═══ Stored records

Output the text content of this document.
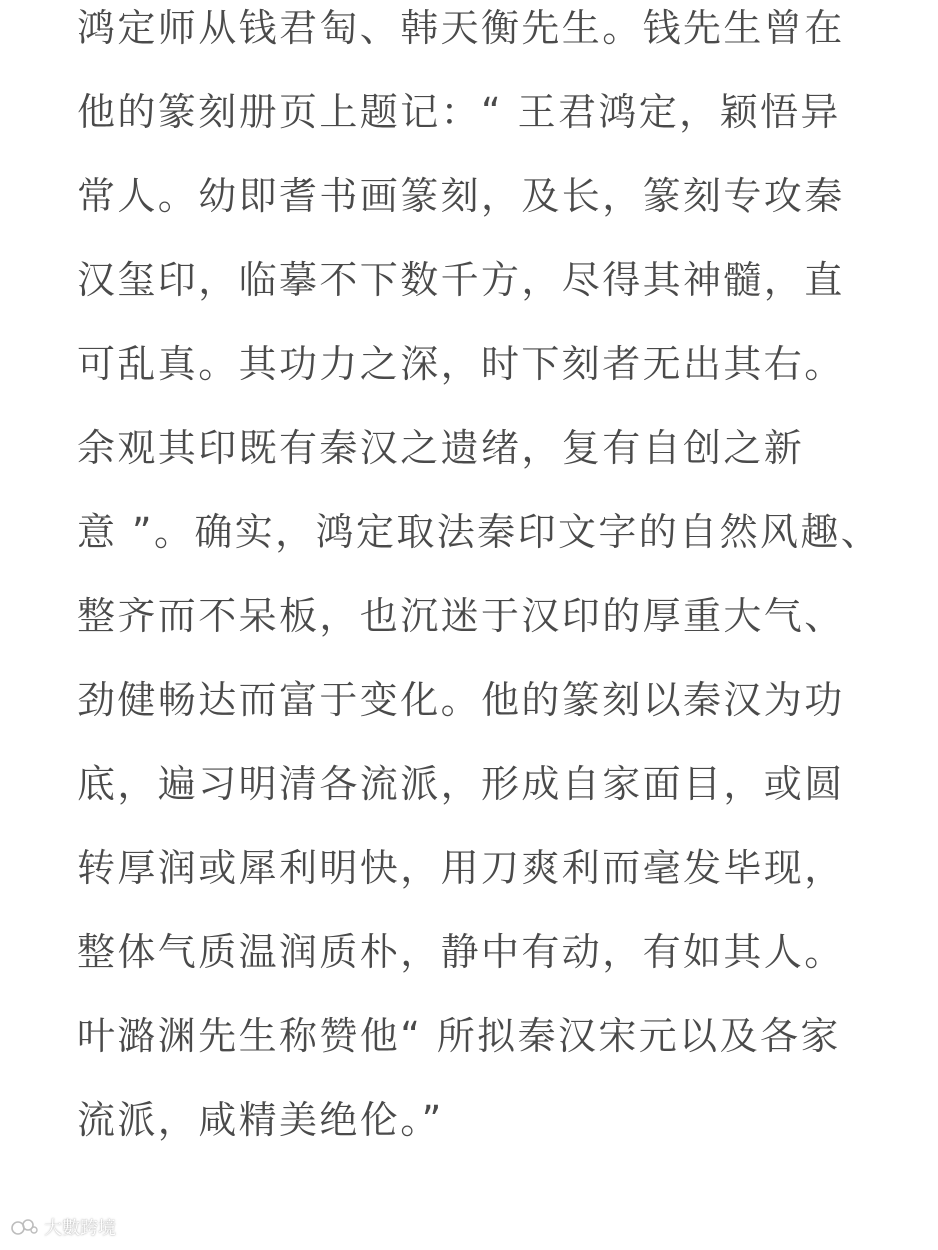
鸿定师从钱君匋、韩天衡先生。钱先生曾在
他的篆刻册页上题记：“ 王君鸿定，颖悟异
常人。幼即耆书画篆刻，及长，篆刻专攻秦
汉玺印，临摹不下数千方，尽得其神髓，直
可乱真。其功力之深，时下刻者无出其右。
余观其印既有秦汉之遗绪，复有自创之新
意 ”。确实，鸿定取法秦印文字的自然风趣、
整齐而不呆板，也沉迷于汉印的厚重大气、
劲健畅达而富于变化。他的篆刻以秦汉为功
底，遍习明清各流派，形成自家面目，或圆
转厚润或犀利明快，用刀爽利而毫发毕现，
整体气质温润质朴，静中有动，有如其人。
叶潞渊先生称赞他“ 所拟秦汉宋元以及各家
流派，咸精美绝伦。”
大數跨境
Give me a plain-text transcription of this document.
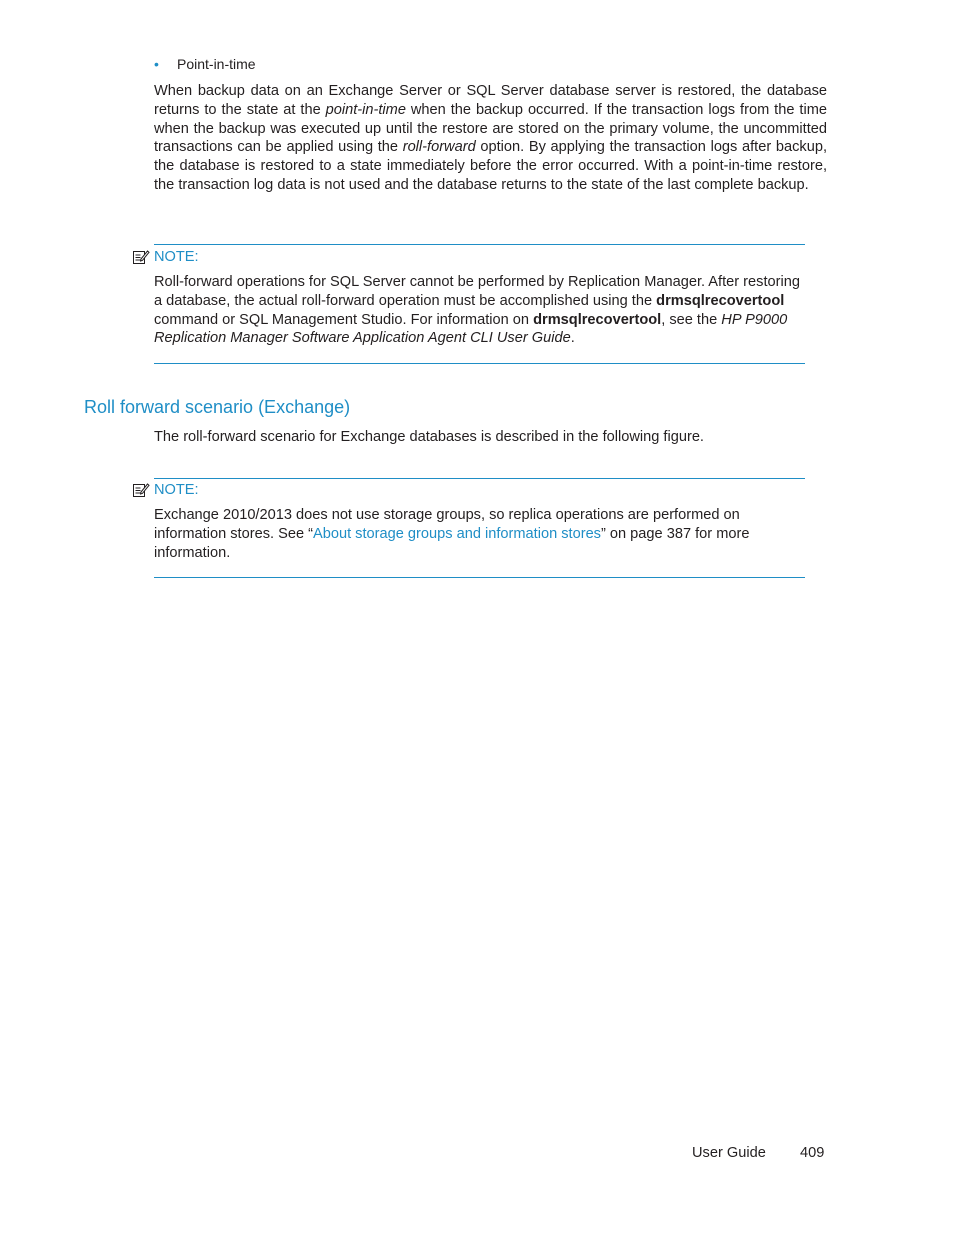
• Point-in-time
When backup data on an Exchange Server or SQL Server database server is restored, the database returns to the state at the point-in-time when the backup occurred. If the transaction logs from the time when the backup was executed up until the restore are stored on the primary volume, the uncommitted transactions can be applied using the roll-forward option. By applying the transaction logs after backup, the database is restored to a state immediately before the error occurred. With a point-in-time restore, the transaction log data is not used and the database returns to the state of the last complete backup.
NOTE:
Roll-forward operations for SQL Server cannot be performed by Replication Manager. After restoring a database, the actual roll-forward operation must be accomplished using the drmsqlrecovertool command or SQL Management Studio. For information on drmsqlrecovertool, see the HP P9000 Replication Manager Software Application Agent CLI User Guide.
Roll forward scenario (Exchange)
The roll-forward scenario for Exchange databases is described in the following figure.
NOTE:
Exchange 2010/2013 does not use storage groups, so replica operations are performed on information stores. See “About storage groups and information stores” on page 387 for more information.
User Guide 409
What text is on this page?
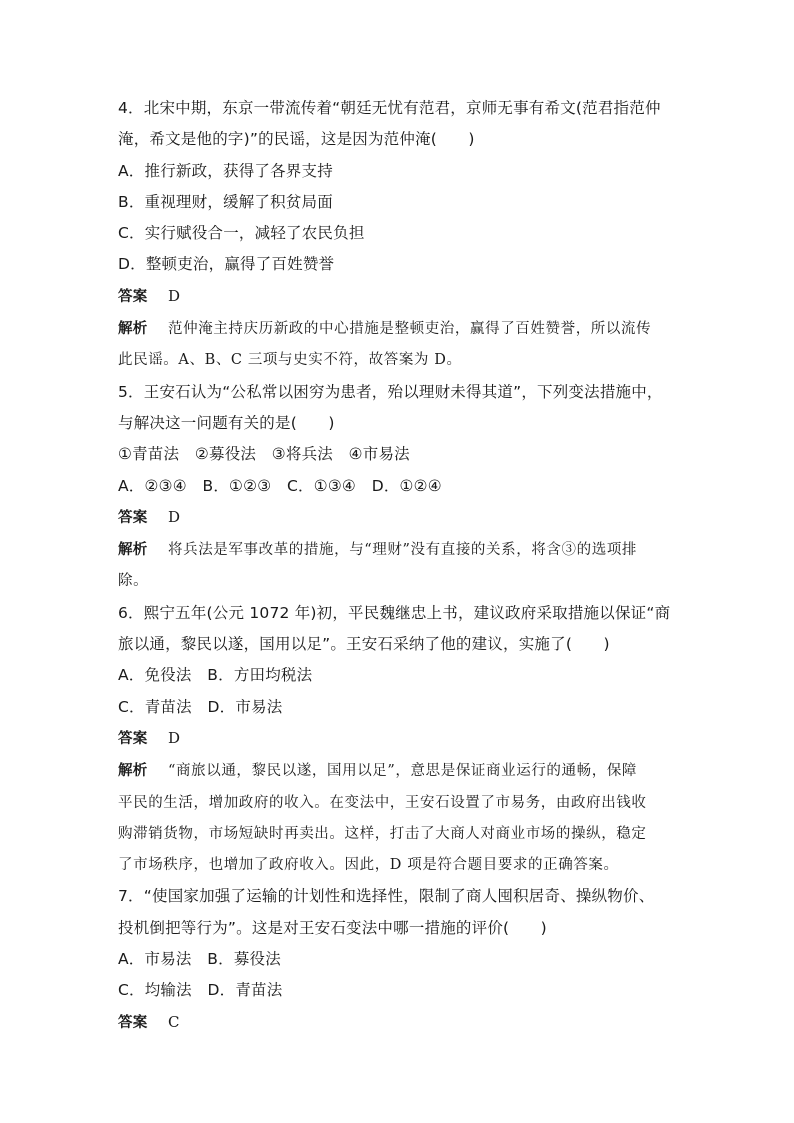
4．北宋中期，东京一带流传着“朝廷无忧有范君，京师无事有希文(范君指范仲
淹，希文是他的字)”的民谣，这是因为范仲淹(　　)
A．推行新政，获得了各界支持
B．重视理财，缓解了积贫局面
C．实行赋役合一，减轻了农民负担
D．整顿吏治，赢得了百姓赞誉
答案 D
解析 范仲淹主持庆历新政的中心措施是整顿吏治，赢得了百姓赞誉，所以流传
此民谣。A、B、C 三项与史实不符，故答案为 D。
5．王安石认为“公私常以困穷为患者，殆以理财未得其道”，下列变法措施中，
与解决这一问题有关的是(　　)
①青苗法　②募役法　③将兵法　④市易法
A．②③④　B．①②③　C．①③④　D．①②④
答案 D
解析 将兵法是军事改革的措施，与“理财”没有直接的关系，将含③的选项排
除。
6．熙宁五年(公元 1072 年)初，平民魏继忠上书，建议政府采取措施以保证“商
旅以通，黎民以遂，国用以足”。王安石采纳了他的建议，实施了(　　)
A．免役法　B．方田均税法
C．青苗法　D．市易法
答案 D
解析 “商旅以通，黎民以遂，国用以足”，意思是保证商业运行的通畅，保障
平民的生活，增加政府的收入。在变法中，王安石设置了市易务，由政府出钱收
购滞销货物，市场短缺时再卖出。这样，打击了大商人对商业市场的操纵，稳定
了市场秩序，也增加了政府收入。因此，D 项是符合题目要求的正确答案。
7．“使国家加强了运输的计划性和选择性，限制了商人囤积居奇、操纵物价、
投机倒把等行为”。这是对王安石变法中哪一措施的评价(　　)
A．市易法　B．募役法
C．均输法　D．青苗法
答案 C
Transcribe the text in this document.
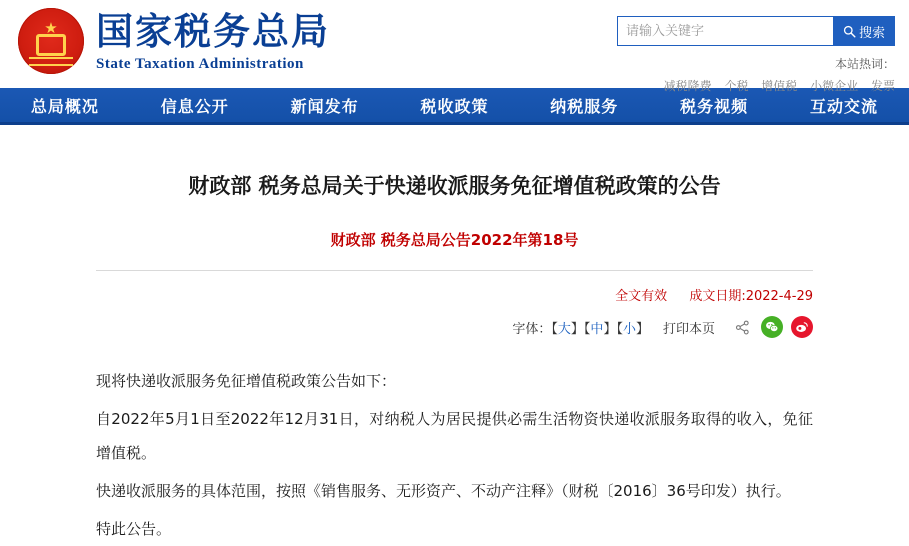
★ 国家税务总局
State Taxation Administration
请输入关键字
搜索
本站热词：
减税降费 个税 增值税 小微企业 发票
总局概况	信息公开	新闻发布	税收政策	纳税服务	税务视频	互动交流
财政部 税务总局关于快递收派服务免征增值税政策的公告
财政部 税务总局公告2022年第18号
全文有效 成文日期:2022-4-29
字体：【 大 】【 中 】【 小 】 打印本页

现将快递收派服务免征增值税政策公告如下：

自2022年5月1日至2022年12月31日，对纳税人为居民提供必需生活物资快递收派服务取得的收入，免征增值税。

快递收派服务的具体范围，按照《销售服务、无形资产、不动产注释》（财税〔2016〕36号印发）执行。

特此公告。
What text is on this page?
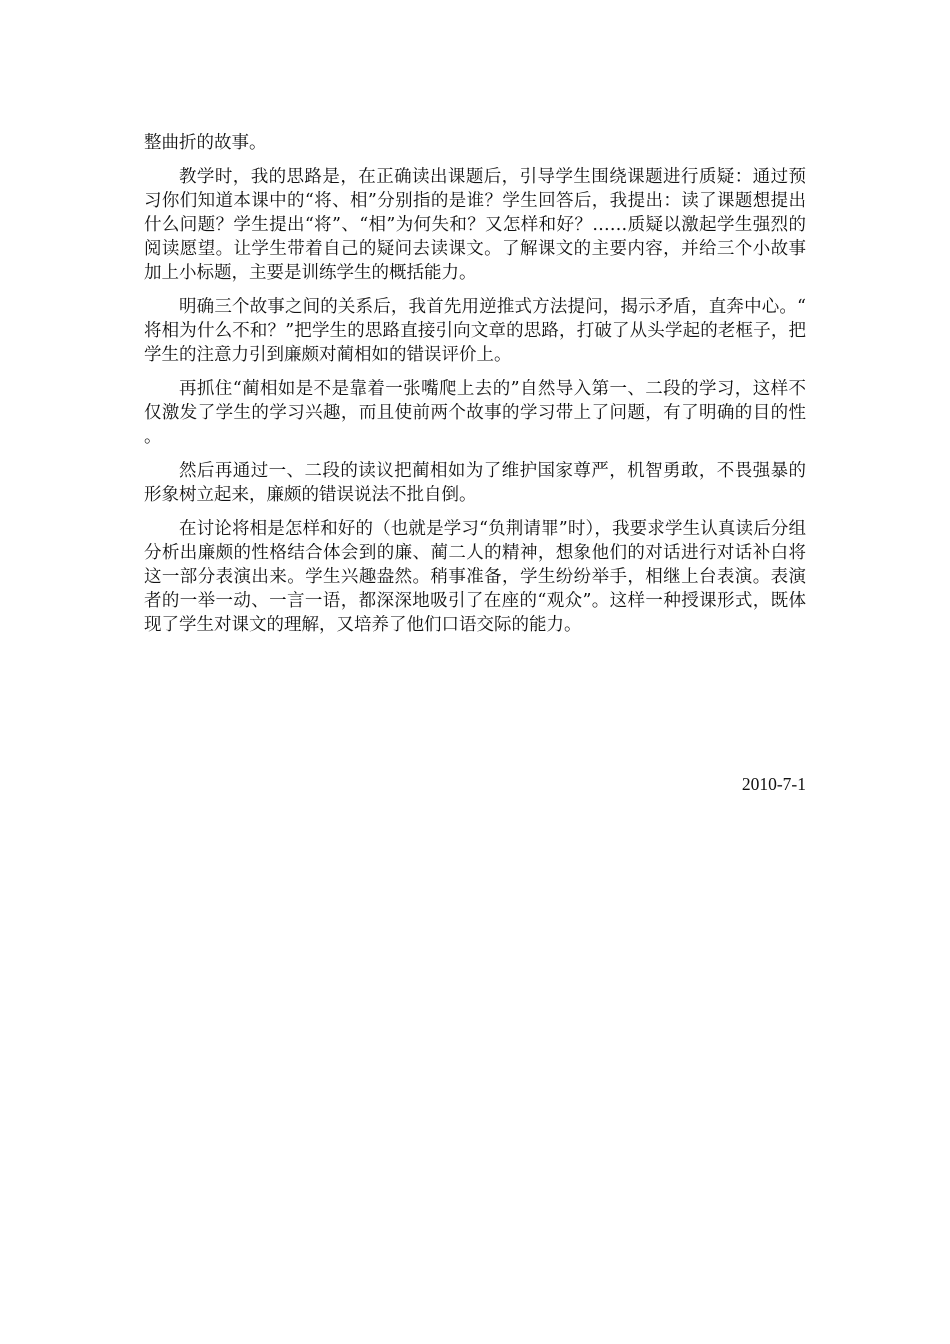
整曲折的故事。

教学时，我的思路是，在正确读出课题后，引导学生围绕课题进行质疑：通过预习你们知道本课中的“将、相”分别指的是谁？学生回答后，我提出：读了课题想提出什么问题？学生提出“将”、“相”为何失和？又怎样和好？……质疑以激起学生强烈的阅读愿望。让学生带着自己的疑问去读课文。了解课文的主要内容，并给三个小故事加上小标题，主要是训练学生的概括能力。

明确三个故事之间的关系后，我首先用逆推式方法提问，揭示矛盾，直奔中心。“将相为什么不和？”把学生的思路直接引向文章的思路，打破了从头学起的老框子，把学生的注意力引到廉颇对蔺相如的错误评价上。

再抓住“蔺相如是不是靠着一张嘴爬上去的”自然导入第一、二段的学习，这样不仅激发了学生的学习兴趣，而且使前两个故事的学习带上了问题，有了明确的目的性。

然后再通过一、二段的读议把蔺相如为了维护国家尊严，机智勇敢，不畏强暴的形象树立起来，廉颇的错误说法不批自倒。

在讨论将相是怎样和好的（也就是学习“负荆请罪”时），我要求学生认真读后分组分析出廉颇的性格结合体会到的廉、蔺二人的精神，想象他们的对话进行对话补白将这一部分表演出来。学生兴趣盎然。稍事准备，学生纷纷举手，相继上台表演。表演者的一举一动、一言一语，都深深地吸引了在座的“观众”。这样一种授课形式，既体现了学生对课文的理解，又培养了他们口语交际的能力。

2010-7-1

══════

Stated task: Collect every line above that contains the word "document".

Solution to this problem:
Output the text content of this document.
Give me a plain-text transcription of this document.
Transcribe the text in this document.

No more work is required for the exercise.